(Data items)
^^^^^^^^^^^^^^^^

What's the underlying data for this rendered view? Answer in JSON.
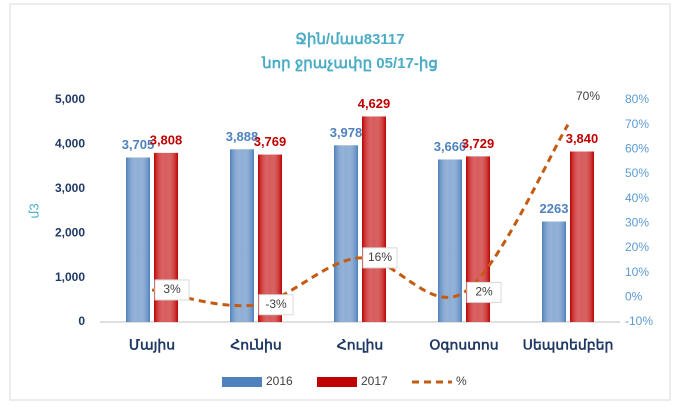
{
  "chart_data": {
    "type": "bar_line",
    "title": "Ջին/մաս83117",
    "subtitle": "նոր ջրաչափը 05/17-ից",
    "y_label": "մ3",
    "categories": [
      "Մայիս",
      "Հունիս",
      "Հուլիս",
      "Օգոստոս",
      "Սեպտեմբեր"
    ],
    "series": [
      {
        "name": "2016",
        "color": "#4f81bd",
        "values": [
          3705,
          3888,
          3978,
          3660,
          2263
        ],
        "value_labels": [
          "3,705",
          "3,888",
          "3,978",
          "3,660",
          "2263"
        ]
      },
      {
        "name": "2017",
        "color": "#c00000",
        "values": [
          3808,
          3769,
          4629,
          3729,
          3840
        ],
        "value_labels": [
          "3,808",
          "3,769",
          "4,629",
          "3,729",
          "3,840"
        ]
      },
      {
        "name": "%",
        "color": "#c55a11",
        "axis": "y2",
        "values": [
          3,
          -3,
          16,
          2,
          70
        ],
        "value_labels": [
          "3%",
          "-3%",
          "16%",
          "2%",
          "70%"
        ]
      }
    ],
    "ylim": [
      0,
      5000
    ],
    "yticks": [
      0,
      {
        "value": 1000,
        "label": "1,000"
      },
      {
        "value": 2000,
        "label": "2,000"
      },
      {
        "value": 3000,
        "label": "3,000"
      },
      {
        "value": 4000,
        "label": "4,000"
      },
      {
        "value": 5000,
        "label": "5,000"
      }
    ],
    "y2lim": [
      -10,
      80
    ],
    "y2ticks": [
      {
        "value": -10,
        "label": "-10%"
      },
      {
        "value": 0,
        "label": "0%"
      },
      {
        "value": 10,
        "label": "10%"
      },
      {
        "value": 20,
        "label": "20%"
      },
      {
        "value": 30,
        "label": "30%"
      },
      {
        "value": 40,
        "label": "40%"
      },
      {
        "value": 50,
        "label": "50%"
      },
      {
        "value": 60,
        "label": "60%"
      },
      {
        "value": 70,
        "label": "70%"
      },
      {
        "value": 80,
        "label": "80%"
      }
    ]
  }
}
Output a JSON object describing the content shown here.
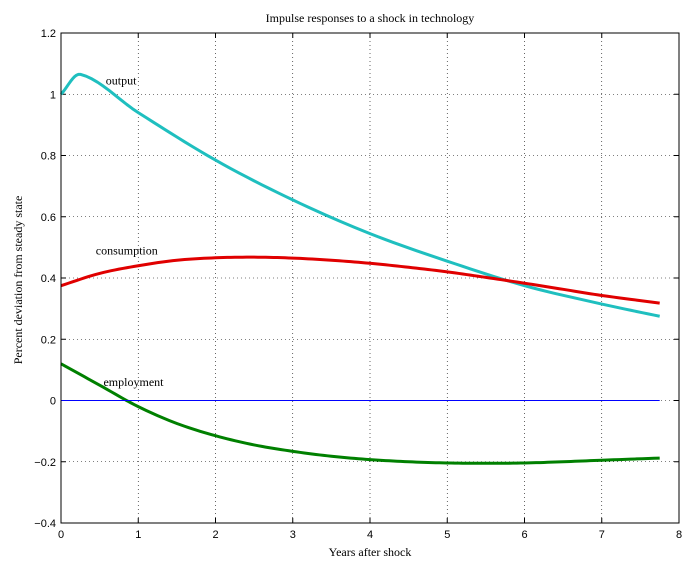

^^^^^^^^^^^^^^^^

→ **The task**:
Copy out every line with the word "color".

→ **Output for this task**:
        "color": "#4f81bd",
        "color": "#c00000",
        "color": "#c55a11",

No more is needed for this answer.